_GOAL:_ Pick out all lines in the listing holding the string "name" and copy them.

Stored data
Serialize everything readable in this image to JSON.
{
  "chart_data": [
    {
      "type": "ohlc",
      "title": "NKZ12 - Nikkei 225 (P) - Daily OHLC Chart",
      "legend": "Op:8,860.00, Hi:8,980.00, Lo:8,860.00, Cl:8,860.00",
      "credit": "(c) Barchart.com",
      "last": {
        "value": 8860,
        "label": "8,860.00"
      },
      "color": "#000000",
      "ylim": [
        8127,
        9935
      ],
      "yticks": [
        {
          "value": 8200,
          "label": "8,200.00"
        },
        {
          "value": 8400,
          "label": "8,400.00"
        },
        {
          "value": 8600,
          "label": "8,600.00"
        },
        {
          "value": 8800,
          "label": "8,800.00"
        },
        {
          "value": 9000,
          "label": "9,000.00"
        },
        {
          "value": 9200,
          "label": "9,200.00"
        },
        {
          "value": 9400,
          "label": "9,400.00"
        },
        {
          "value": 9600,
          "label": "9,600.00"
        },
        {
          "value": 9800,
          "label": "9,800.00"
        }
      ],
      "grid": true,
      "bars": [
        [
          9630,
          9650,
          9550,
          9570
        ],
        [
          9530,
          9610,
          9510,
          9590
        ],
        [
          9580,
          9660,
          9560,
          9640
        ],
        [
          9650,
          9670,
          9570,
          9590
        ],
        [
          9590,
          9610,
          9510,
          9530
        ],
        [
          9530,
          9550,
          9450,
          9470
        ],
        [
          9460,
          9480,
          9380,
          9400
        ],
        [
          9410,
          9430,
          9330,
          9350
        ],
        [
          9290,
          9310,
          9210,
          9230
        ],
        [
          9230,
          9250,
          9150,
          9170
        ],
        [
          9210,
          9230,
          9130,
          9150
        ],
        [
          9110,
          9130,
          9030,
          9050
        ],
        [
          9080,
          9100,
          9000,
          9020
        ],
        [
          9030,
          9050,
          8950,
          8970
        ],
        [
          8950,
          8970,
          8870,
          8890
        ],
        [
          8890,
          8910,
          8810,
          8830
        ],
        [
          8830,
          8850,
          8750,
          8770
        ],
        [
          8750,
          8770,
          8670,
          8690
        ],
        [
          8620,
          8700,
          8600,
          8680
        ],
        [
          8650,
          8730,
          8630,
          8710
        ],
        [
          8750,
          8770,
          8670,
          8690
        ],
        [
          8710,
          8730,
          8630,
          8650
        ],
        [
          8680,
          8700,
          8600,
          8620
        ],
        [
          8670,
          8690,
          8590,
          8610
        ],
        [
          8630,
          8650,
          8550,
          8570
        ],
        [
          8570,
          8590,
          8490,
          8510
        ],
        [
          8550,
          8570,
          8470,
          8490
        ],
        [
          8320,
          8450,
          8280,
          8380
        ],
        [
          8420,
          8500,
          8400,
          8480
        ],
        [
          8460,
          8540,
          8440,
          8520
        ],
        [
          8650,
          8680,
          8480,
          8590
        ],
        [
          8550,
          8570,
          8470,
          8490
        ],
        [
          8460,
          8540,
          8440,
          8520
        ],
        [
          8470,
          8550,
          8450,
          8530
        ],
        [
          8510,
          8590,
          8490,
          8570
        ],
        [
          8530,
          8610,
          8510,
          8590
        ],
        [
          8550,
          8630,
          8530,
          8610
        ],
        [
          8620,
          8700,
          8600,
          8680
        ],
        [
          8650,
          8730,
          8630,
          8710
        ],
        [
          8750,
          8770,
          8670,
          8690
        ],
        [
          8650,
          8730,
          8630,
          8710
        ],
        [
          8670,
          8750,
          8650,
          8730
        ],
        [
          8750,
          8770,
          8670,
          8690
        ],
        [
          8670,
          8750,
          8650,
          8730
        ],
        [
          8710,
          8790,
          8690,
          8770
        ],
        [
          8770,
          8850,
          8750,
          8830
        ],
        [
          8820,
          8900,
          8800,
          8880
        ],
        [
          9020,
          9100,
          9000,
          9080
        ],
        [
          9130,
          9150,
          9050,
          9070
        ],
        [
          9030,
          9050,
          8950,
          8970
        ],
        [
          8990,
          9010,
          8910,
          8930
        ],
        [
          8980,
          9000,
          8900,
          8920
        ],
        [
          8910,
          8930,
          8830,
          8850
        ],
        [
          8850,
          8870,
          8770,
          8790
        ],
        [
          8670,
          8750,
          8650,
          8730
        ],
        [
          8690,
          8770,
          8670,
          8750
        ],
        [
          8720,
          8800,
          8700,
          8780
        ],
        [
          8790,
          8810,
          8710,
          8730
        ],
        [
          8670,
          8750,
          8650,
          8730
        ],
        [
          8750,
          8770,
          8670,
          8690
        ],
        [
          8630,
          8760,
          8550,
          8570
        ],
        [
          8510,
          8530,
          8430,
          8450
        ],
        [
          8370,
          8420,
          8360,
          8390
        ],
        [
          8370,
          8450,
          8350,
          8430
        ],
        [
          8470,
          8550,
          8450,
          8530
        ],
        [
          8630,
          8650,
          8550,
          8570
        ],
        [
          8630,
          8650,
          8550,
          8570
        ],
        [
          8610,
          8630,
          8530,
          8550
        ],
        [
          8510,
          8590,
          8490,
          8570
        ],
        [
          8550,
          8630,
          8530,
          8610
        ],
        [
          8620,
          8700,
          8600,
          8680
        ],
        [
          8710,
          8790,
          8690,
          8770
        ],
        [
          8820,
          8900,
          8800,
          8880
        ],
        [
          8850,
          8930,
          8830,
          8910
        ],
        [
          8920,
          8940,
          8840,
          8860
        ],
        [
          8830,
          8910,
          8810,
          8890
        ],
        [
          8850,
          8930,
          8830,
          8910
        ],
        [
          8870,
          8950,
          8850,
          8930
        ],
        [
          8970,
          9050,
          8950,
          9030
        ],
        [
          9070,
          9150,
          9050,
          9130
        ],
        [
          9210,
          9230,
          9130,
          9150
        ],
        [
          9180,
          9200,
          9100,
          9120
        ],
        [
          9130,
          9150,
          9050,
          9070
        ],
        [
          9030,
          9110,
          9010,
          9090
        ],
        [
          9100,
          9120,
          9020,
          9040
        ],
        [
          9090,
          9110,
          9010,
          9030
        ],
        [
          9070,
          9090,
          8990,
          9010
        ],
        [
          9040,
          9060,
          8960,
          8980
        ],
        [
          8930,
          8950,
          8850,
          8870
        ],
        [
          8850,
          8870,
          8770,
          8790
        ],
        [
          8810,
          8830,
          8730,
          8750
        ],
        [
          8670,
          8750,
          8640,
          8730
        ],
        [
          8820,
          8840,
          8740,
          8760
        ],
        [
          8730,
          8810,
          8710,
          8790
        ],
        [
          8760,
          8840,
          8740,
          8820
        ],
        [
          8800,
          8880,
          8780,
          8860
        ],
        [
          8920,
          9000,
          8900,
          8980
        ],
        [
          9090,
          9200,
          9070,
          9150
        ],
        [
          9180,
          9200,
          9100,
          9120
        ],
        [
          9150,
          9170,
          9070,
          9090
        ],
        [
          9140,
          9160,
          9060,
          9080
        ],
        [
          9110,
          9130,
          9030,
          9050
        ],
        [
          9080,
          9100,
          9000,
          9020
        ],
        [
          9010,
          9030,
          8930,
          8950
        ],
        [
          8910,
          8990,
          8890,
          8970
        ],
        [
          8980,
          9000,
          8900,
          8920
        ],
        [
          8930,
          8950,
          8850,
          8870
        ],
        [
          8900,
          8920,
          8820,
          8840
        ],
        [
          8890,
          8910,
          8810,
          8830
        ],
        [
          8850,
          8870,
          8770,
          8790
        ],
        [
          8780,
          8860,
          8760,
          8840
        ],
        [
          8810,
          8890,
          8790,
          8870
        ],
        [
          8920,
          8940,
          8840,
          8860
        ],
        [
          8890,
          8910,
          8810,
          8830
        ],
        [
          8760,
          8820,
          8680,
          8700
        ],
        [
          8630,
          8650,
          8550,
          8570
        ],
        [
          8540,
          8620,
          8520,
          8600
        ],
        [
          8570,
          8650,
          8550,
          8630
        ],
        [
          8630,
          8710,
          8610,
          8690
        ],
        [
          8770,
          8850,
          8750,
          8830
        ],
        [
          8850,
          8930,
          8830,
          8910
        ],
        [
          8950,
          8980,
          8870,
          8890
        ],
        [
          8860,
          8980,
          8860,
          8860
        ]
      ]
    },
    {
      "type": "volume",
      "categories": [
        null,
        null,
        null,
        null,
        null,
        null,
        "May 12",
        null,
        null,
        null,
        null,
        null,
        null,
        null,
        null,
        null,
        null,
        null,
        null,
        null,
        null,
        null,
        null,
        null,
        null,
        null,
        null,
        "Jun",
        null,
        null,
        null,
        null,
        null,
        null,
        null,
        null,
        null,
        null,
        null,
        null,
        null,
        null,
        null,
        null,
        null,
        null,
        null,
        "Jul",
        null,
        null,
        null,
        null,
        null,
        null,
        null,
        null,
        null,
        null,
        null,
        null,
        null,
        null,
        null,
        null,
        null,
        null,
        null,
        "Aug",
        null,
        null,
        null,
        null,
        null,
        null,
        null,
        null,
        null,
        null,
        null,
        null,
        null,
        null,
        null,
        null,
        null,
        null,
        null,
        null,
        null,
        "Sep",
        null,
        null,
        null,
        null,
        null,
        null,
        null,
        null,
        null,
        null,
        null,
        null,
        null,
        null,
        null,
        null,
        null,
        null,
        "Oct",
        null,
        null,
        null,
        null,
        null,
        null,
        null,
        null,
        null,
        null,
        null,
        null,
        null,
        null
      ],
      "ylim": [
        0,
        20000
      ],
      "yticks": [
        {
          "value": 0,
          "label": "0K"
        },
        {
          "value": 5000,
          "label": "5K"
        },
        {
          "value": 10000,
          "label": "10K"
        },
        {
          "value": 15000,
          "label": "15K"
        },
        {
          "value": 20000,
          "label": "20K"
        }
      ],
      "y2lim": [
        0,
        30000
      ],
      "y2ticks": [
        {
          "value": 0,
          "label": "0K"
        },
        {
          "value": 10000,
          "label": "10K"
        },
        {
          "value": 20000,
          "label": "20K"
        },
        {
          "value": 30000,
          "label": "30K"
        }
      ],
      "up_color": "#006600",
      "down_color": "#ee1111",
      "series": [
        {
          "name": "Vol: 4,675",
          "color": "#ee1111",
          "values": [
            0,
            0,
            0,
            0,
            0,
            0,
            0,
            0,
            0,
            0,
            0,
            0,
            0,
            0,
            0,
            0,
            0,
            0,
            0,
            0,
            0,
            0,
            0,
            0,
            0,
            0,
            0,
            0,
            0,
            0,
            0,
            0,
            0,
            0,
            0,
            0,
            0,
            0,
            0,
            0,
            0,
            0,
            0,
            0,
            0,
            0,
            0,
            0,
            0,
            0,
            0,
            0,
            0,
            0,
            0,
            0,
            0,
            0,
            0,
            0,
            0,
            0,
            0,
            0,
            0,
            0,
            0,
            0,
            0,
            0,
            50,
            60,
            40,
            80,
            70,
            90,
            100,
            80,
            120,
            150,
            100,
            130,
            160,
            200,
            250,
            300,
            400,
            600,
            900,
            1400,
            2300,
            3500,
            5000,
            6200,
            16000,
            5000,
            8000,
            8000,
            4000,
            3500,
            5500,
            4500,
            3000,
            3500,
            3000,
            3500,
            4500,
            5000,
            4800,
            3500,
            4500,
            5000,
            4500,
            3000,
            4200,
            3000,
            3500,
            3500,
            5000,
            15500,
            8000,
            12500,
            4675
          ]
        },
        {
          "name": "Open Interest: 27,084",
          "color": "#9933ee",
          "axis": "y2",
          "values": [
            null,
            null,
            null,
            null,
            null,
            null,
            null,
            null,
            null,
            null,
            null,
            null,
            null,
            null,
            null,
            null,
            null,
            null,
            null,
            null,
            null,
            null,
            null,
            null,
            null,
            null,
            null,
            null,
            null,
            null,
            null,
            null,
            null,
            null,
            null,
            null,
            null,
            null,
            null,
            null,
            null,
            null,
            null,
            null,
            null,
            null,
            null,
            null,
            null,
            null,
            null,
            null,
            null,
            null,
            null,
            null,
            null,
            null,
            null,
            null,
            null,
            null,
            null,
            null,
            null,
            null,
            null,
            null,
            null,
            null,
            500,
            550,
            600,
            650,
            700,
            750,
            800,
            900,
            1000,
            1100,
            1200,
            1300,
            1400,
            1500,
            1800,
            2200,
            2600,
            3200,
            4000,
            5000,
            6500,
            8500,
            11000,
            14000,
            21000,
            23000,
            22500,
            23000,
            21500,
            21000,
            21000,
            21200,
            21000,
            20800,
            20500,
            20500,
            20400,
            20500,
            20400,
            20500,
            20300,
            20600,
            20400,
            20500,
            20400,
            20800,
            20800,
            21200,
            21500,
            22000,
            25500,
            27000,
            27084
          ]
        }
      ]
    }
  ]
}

_ANSWER TO THIS TASK:_
          "name": "Vol: 4,675",
          "name": "Open Interest: 27,084",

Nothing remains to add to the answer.